Given task:
Go through the entries below and pick out every line with "processor".

(Stored data)

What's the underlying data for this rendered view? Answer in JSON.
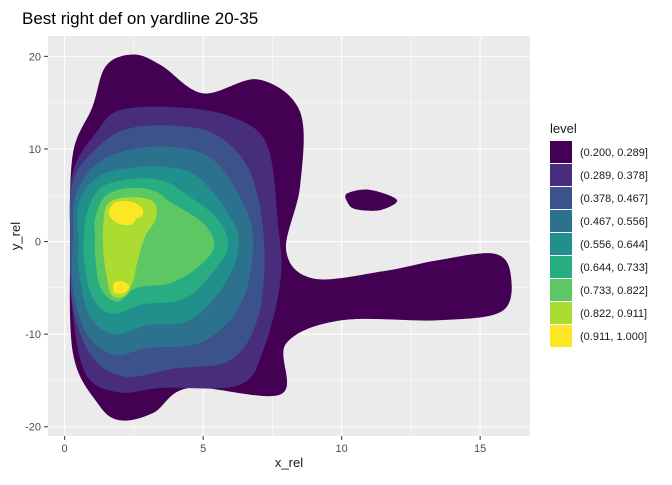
{
  "chart_data": {
    "type": "contour",
    "title": "Best right def on yardline 20-35",
    "xlabel": "x_rel",
    "ylabel": "y_rel",
    "xlim": [
      -0.6,
      16.8
    ],
    "ylim": [
      -21.0,
      22.2
    ],
    "x_ticks": [
      0,
      5,
      10,
      15
    ],
    "x_tick_labels": [
      "0",
      "5",
      "10",
      "15"
    ],
    "y_ticks": [
      -20,
      -10,
      0,
      10,
      20
    ],
    "y_tick_labels": [
      "-20",
      "-10",
      "0",
      "10",
      "20"
    ],
    "grid": true,
    "legend_position": "right",
    "legend_title": "level",
    "levels": [
      {
        "label": "(0.200, 0.289]",
        "color": "#440154"
      },
      {
        "label": "(0.289, 0.378]",
        "color": "#472D7B"
      },
      {
        "label": "(0.378, 0.467]",
        "color": "#3B528B"
      },
      {
        "label": "(0.467, 0.556]",
        "color": "#2C728E"
      },
      {
        "label": "(0.556, 0.644]",
        "color": "#21908C"
      },
      {
        "label": "(0.644, 0.733]",
        "color": "#27AD81"
      },
      {
        "label": "(0.733, 0.822]",
        "color": "#5DC863"
      },
      {
        "label": "(0.822, 0.911]",
        "color": "#AADC32"
      },
      {
        "label": "(0.911, 1.000]",
        "color": "#FDE725"
      }
    ],
    "regions": [
      {
        "level": 0,
        "points": [
          [
            0.3,
            9.5
          ],
          [
            1.0,
            14.5
          ],
          [
            1.5,
            19.0
          ],
          [
            2.5,
            20.2
          ],
          [
            3.5,
            19.0
          ],
          [
            5.0,
            16.0
          ],
          [
            7.0,
            17.5
          ],
          [
            8.5,
            14.0
          ],
          [
            8.5,
            6.0
          ],
          [
            8.0,
            -1.0
          ],
          [
            9.0,
            -4.0
          ],
          [
            11.5,
            -3.2
          ],
          [
            13.5,
            -2.0
          ],
          [
            15.5,
            -1.3
          ],
          [
            16.1,
            -3.5
          ],
          [
            15.8,
            -7.5
          ],
          [
            13.5,
            -8.5
          ],
          [
            10.0,
            -8.5
          ],
          [
            8.0,
            -11.0
          ],
          [
            7.8,
            -16.5
          ],
          [
            4.5,
            -15.8
          ],
          [
            3.2,
            -18.5
          ],
          [
            2.0,
            -19.3
          ],
          [
            1.2,
            -17.5
          ],
          [
            0.3,
            -12.0
          ],
          [
            0.2,
            0.0
          ]
        ]
      },
      {
        "level": 0,
        "points": [
          [
            10.2,
            5.2
          ],
          [
            11.0,
            5.6
          ],
          [
            12.0,
            4.5
          ],
          [
            11.4,
            3.4
          ],
          [
            10.5,
            3.5
          ],
          [
            10.2,
            4.3
          ]
        ]
      },
      {
        "level": 1,
        "points": [
          [
            0.3,
            7.5
          ],
          [
            1.2,
            12.0
          ],
          [
            2.0,
            14.2
          ],
          [
            4.0,
            14.5
          ],
          [
            6.0,
            13.5
          ],
          [
            7.3,
            10.5
          ],
          [
            7.7,
            2.0
          ],
          [
            7.8,
            -4.0
          ],
          [
            7.2,
            -11.5
          ],
          [
            6.3,
            -15.5
          ],
          [
            3.5,
            -15.8
          ],
          [
            2.0,
            -16.3
          ],
          [
            0.8,
            -14.5
          ],
          [
            0.3,
            -8.0
          ],
          [
            0.2,
            0.0
          ]
        ]
      },
      {
        "level": 2,
        "points": [
          [
            0.3,
            6.5
          ],
          [
            1.2,
            10.2
          ],
          [
            2.3,
            12.2
          ],
          [
            4.0,
            12.5
          ],
          [
            5.5,
            11.5
          ],
          [
            6.7,
            7.5
          ],
          [
            7.2,
            0.0
          ],
          [
            7.0,
            -8.0
          ],
          [
            6.0,
            -12.8
          ],
          [
            4.0,
            -13.7
          ],
          [
            2.2,
            -14.6
          ],
          [
            1.0,
            -12.5
          ],
          [
            0.3,
            -7.0
          ],
          [
            0.2,
            0.0
          ]
        ]
      },
      {
        "level": 3,
        "points": [
          [
            0.4,
            5.0
          ],
          [
            1.2,
            8.5
          ],
          [
            2.5,
            10.0
          ],
          [
            4.0,
            10.2
          ],
          [
            5.3,
            9.0
          ],
          [
            6.2,
            5.5
          ],
          [
            6.8,
            0.5
          ],
          [
            6.4,
            -6.5
          ],
          [
            5.0,
            -10.8
          ],
          [
            3.0,
            -11.5
          ],
          [
            1.8,
            -12.2
          ],
          [
            0.8,
            -10.0
          ],
          [
            0.3,
            -5.0
          ],
          [
            0.3,
            0.0
          ]
        ]
      },
      {
        "level": 4,
        "points": [
          [
            0.5,
            4.0
          ],
          [
            1.2,
            7.0
          ],
          [
            2.5,
            8.0
          ],
          [
            3.8,
            8.0
          ],
          [
            4.8,
            7.0
          ],
          [
            5.8,
            3.5
          ],
          [
            6.3,
            0.0
          ],
          [
            5.8,
            -4.5
          ],
          [
            4.5,
            -8.5
          ],
          [
            3.0,
            -9.0
          ],
          [
            1.8,
            -10.0
          ],
          [
            0.9,
            -8.0
          ],
          [
            0.5,
            -3.0
          ],
          [
            0.5,
            0.0
          ]
        ]
      },
      {
        "level": 5,
        "points": [
          [
            0.8,
            3.0
          ],
          [
            1.3,
            5.8
          ],
          [
            2.5,
            6.8
          ],
          [
            3.6,
            6.5
          ],
          [
            4.3,
            5.3
          ],
          [
            5.5,
            2.5
          ],
          [
            5.9,
            -0.5
          ],
          [
            5.3,
            -3.5
          ],
          [
            4.3,
            -6.2
          ],
          [
            2.8,
            -6.8
          ],
          [
            1.7,
            -7.8
          ],
          [
            1.0,
            -6.0
          ],
          [
            0.7,
            -2.0
          ],
          [
            0.7,
            0.5
          ]
        ]
      },
      {
        "level": 6,
        "points": [
          [
            1.1,
            2.5
          ],
          [
            1.5,
            5.0
          ],
          [
            2.4,
            5.8
          ],
          [
            3.3,
            5.4
          ],
          [
            3.8,
            4.3
          ],
          [
            5.0,
            2.0
          ],
          [
            5.4,
            -0.5
          ],
          [
            4.8,
            -2.8
          ],
          [
            3.8,
            -4.5
          ],
          [
            2.6,
            -5.0
          ],
          [
            1.9,
            -6.5
          ],
          [
            1.3,
            -5.0
          ],
          [
            1.1,
            -1.5
          ],
          [
            1.1,
            0.5
          ]
        ]
      },
      {
        "level": 7,
        "points": [
          [
            1.4,
            2.0
          ],
          [
            1.6,
            4.2
          ],
          [
            2.4,
            4.8
          ],
          [
            3.2,
            4.3
          ],
          [
            3.3,
            2.5
          ],
          [
            2.9,
            0.5
          ],
          [
            2.6,
            -2.5
          ],
          [
            2.5,
            -4.0
          ],
          [
            2.2,
            -5.8
          ],
          [
            1.7,
            -5.8
          ],
          [
            1.5,
            -3.5
          ],
          [
            1.4,
            -1.0
          ]
        ]
      },
      {
        "level": 8,
        "points": [
          [
            1.6,
            3.0
          ],
          [
            1.8,
            4.2
          ],
          [
            2.4,
            4.3
          ],
          [
            2.8,
            3.6
          ],
          [
            2.8,
            2.8
          ],
          [
            2.6,
            2.5
          ],
          [
            2.4,
            1.8
          ],
          [
            1.9,
            2.0
          ]
        ]
      },
      {
        "level": 8,
        "points": [
          [
            1.75,
            -5.0
          ],
          [
            1.8,
            -4.4
          ],
          [
            2.1,
            -4.3
          ],
          [
            2.35,
            -4.9
          ],
          [
            2.1,
            -5.6
          ],
          [
            1.8,
            -5.5
          ]
        ]
      }
    ]
  }
}
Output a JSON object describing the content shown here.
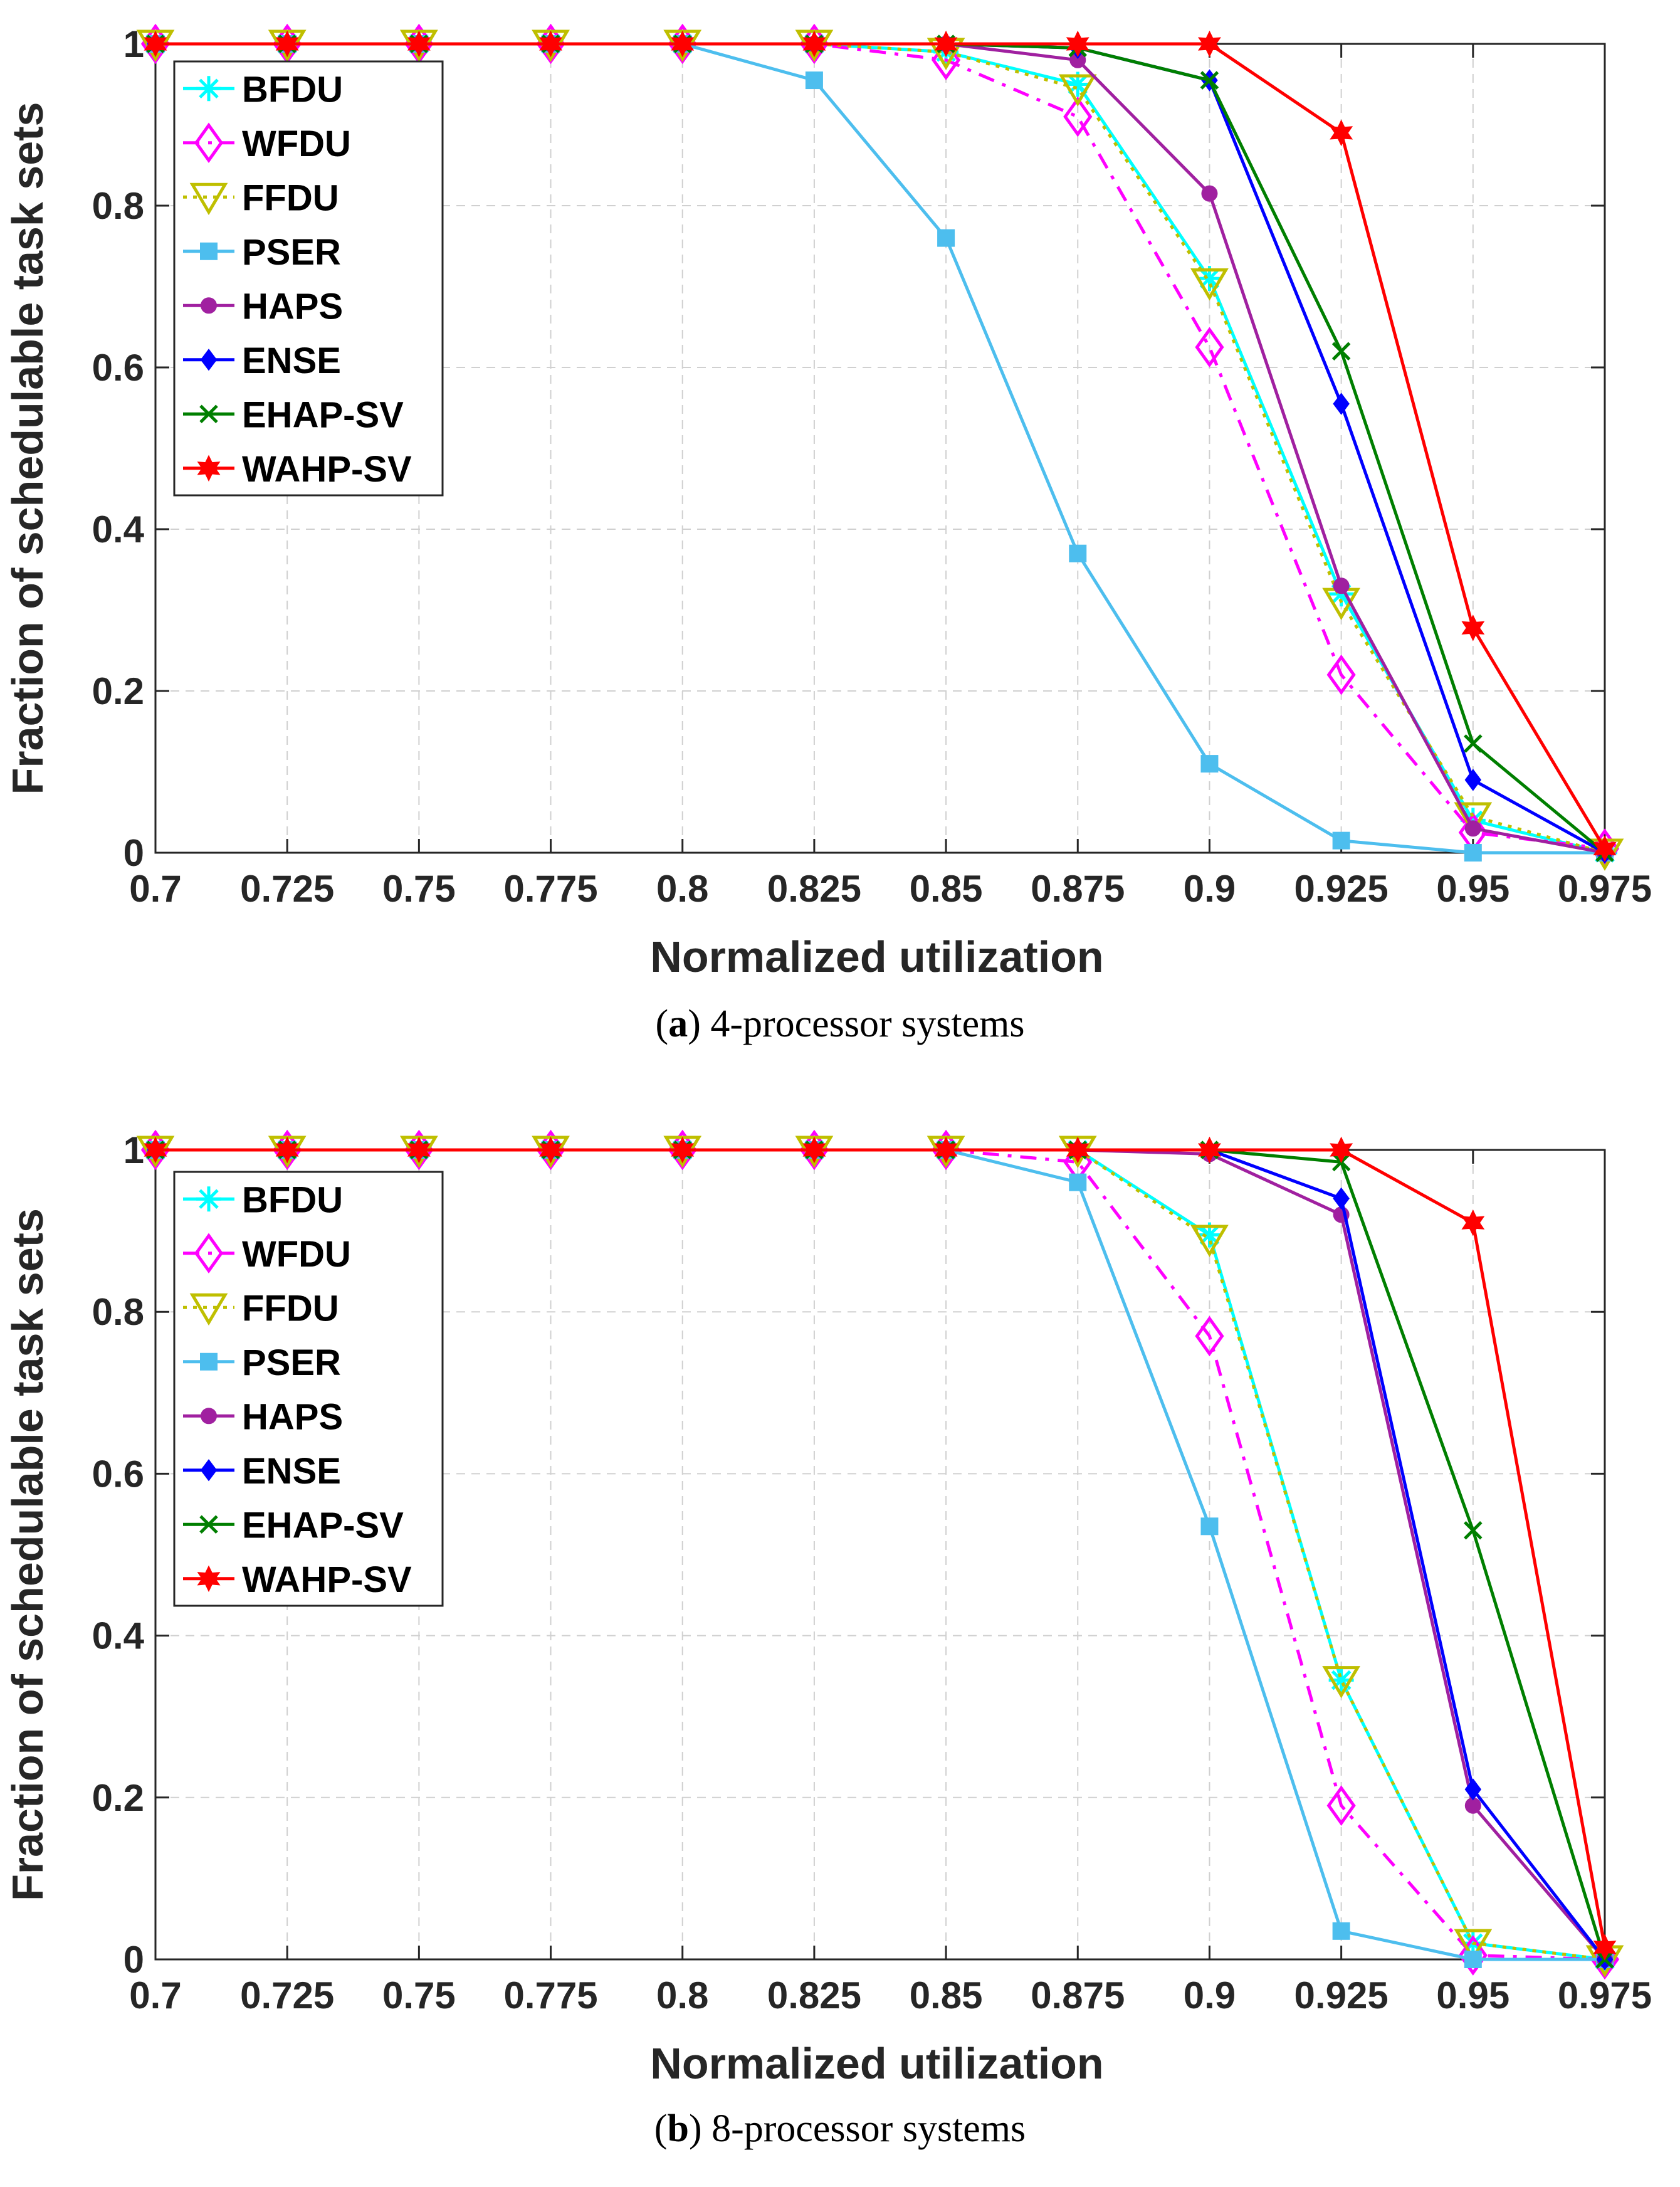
{
  "figure": {
    "panels": [
      {
        "caption_letter": "a",
        "caption_text": "4-processor systems"
      },
      {
        "caption_letter": "b",
        "caption_text": "8-processor systems"
      }
    ]
  },
  "chart_data": [
    {
      "type": "line",
      "title": "",
      "xlabel": "Normalized utilization",
      "ylabel": "Fraction of schedulable task sets",
      "x": [
        0.7,
        0.725,
        0.75,
        0.775,
        0.8,
        0.825,
        0.85,
        0.875,
        0.9,
        0.925,
        0.95,
        0.975
      ],
      "x_tick_labels": [
        "0.7",
        "0.725",
        "0.75",
        "0.775",
        "0.8",
        "0.825",
        "0.85",
        "0.875",
        "0.9",
        "0.925",
        "0.95",
        "0.975"
      ],
      "y_tick_labels": [
        "0",
        "0.2",
        "0.4",
        "0.6",
        "0.8",
        "1"
      ],
      "y_ticks": [
        0,
        0.2,
        0.4,
        0.6,
        0.8,
        1
      ],
      "ylim": [
        0,
        1
      ],
      "grid": true,
      "legend_position": "top-left",
      "series": [
        {
          "name": "BFDU",
          "color": "#00FFFF",
          "line": "solid",
          "marker": "asterisk",
          "values": [
            1,
            1,
            1,
            1,
            1,
            1,
            0.99,
            0.95,
            0.71,
            0.32,
            0.04,
            0
          ]
        },
        {
          "name": "WFDU",
          "color": "#FF00FF",
          "line": "dashdot",
          "marker": "diamond",
          "values": [
            1,
            1,
            1,
            1,
            1,
            1,
            0.98,
            0.91,
            0.625,
            0.22,
            0.025,
            0.005
          ]
        },
        {
          "name": "FFDU",
          "color": "#BFBF00",
          "line": "dotted",
          "marker": "triangle-down",
          "values": [
            1,
            1,
            1,
            1,
            1,
            1,
            0.99,
            0.945,
            0.705,
            0.31,
            0.045,
            0
          ]
        },
        {
          "name": "PSER",
          "color": "#4DBEEE",
          "line": "solid",
          "marker": "square",
          "values": [
            1,
            1,
            1,
            1,
            1,
            0.955,
            0.76,
            0.37,
            0.11,
            0.015,
            0,
            0
          ]
        },
        {
          "name": "HAPS",
          "color": "#A020A0",
          "line": "solid",
          "marker": "circle",
          "values": [
            1,
            1,
            1,
            1,
            1,
            1,
            1,
            0.98,
            0.815,
            0.33,
            0.03,
            0
          ]
        },
        {
          "name": "ENSE",
          "color": "#0000FF",
          "line": "solid",
          "marker": "diamond-filled",
          "values": [
            1,
            1,
            1,
            1,
            1,
            1,
            1,
            0.995,
            0.955,
            0.555,
            0.09,
            0
          ]
        },
        {
          "name": "EHAP-SV",
          "color": "#007F00",
          "line": "solid",
          "marker": "x",
          "values": [
            1,
            1,
            1,
            1,
            1,
            1,
            1,
            0.995,
            0.955,
            0.62,
            0.135,
            0
          ]
        },
        {
          "name": "WAHP-SV",
          "color": "#FF0000",
          "line": "solid",
          "marker": "star",
          "values": [
            1,
            1,
            1,
            1,
            1,
            1,
            1,
            1,
            1,
            0.89,
            0.278,
            0.005
          ]
        }
      ]
    },
    {
      "type": "line",
      "title": "",
      "xlabel": "Normalized utilization",
      "ylabel": "Fraction of schedulable task sets",
      "x": [
        0.7,
        0.725,
        0.75,
        0.775,
        0.8,
        0.825,
        0.85,
        0.875,
        0.9,
        0.925,
        0.95,
        0.975
      ],
      "x_tick_labels": [
        "0.7",
        "0.725",
        "0.75",
        "0.775",
        "0.8",
        "0.825",
        "0.85",
        "0.875",
        "0.9",
        "0.925",
        "0.95",
        "0.975"
      ],
      "y_tick_labels": [
        "0",
        "0.2",
        "0.4",
        "0.6",
        "0.8",
        "1"
      ],
      "y_ticks": [
        0,
        0.2,
        0.4,
        0.6,
        0.8,
        1
      ],
      "ylim": [
        0,
        1
      ],
      "grid": true,
      "legend_position": "top-left",
      "series": [
        {
          "name": "BFDU",
          "color": "#00FFFF",
          "line": "solid",
          "marker": "asterisk",
          "values": [
            1,
            1,
            1,
            1,
            1,
            1,
            1,
            1,
            0.895,
            0.345,
            0.02,
            0
          ]
        },
        {
          "name": "WFDU",
          "color": "#FF00FF",
          "line": "dashdot",
          "marker": "diamond",
          "values": [
            1,
            1,
            1,
            1,
            1,
            1,
            1,
            0.985,
            0.77,
            0.19,
            0.005,
            0
          ]
        },
        {
          "name": "FFDU",
          "color": "#BFBF00",
          "line": "dotted",
          "marker": "triangle-down",
          "values": [
            1,
            1,
            1,
            1,
            1,
            1,
            1,
            1,
            0.89,
            0.345,
            0.02,
            0
          ]
        },
        {
          "name": "PSER",
          "color": "#4DBEEE",
          "line": "solid",
          "marker": "square",
          "values": [
            1,
            1,
            1,
            1,
            1,
            1,
            1,
            0.96,
            0.535,
            0.035,
            0,
            0
          ]
        },
        {
          "name": "HAPS",
          "color": "#A020A0",
          "line": "solid",
          "marker": "circle",
          "values": [
            1,
            1,
            1,
            1,
            1,
            1,
            1,
            1,
            0.995,
            0.92,
            0.19,
            0
          ]
        },
        {
          "name": "ENSE",
          "color": "#0000FF",
          "line": "solid",
          "marker": "diamond-filled",
          "values": [
            1,
            1,
            1,
            1,
            1,
            1,
            1,
            1,
            1,
            0.94,
            0.21,
            0
          ]
        },
        {
          "name": "EHAP-SV",
          "color": "#007F00",
          "line": "solid",
          "marker": "x",
          "values": [
            1,
            1,
            1,
            1,
            1,
            1,
            1,
            1,
            1,
            0.985,
            0.53,
            0
          ]
        },
        {
          "name": "WAHP-SV",
          "color": "#FF0000",
          "line": "solid",
          "marker": "star",
          "values": [
            1,
            1,
            1,
            1,
            1,
            1,
            1,
            1,
            1,
            1,
            0.91,
            0.015
          ]
        }
      ]
    }
  ]
}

Finished task:
        "caption_text": "4-processor systems"
        "caption_text": "8-processor systems"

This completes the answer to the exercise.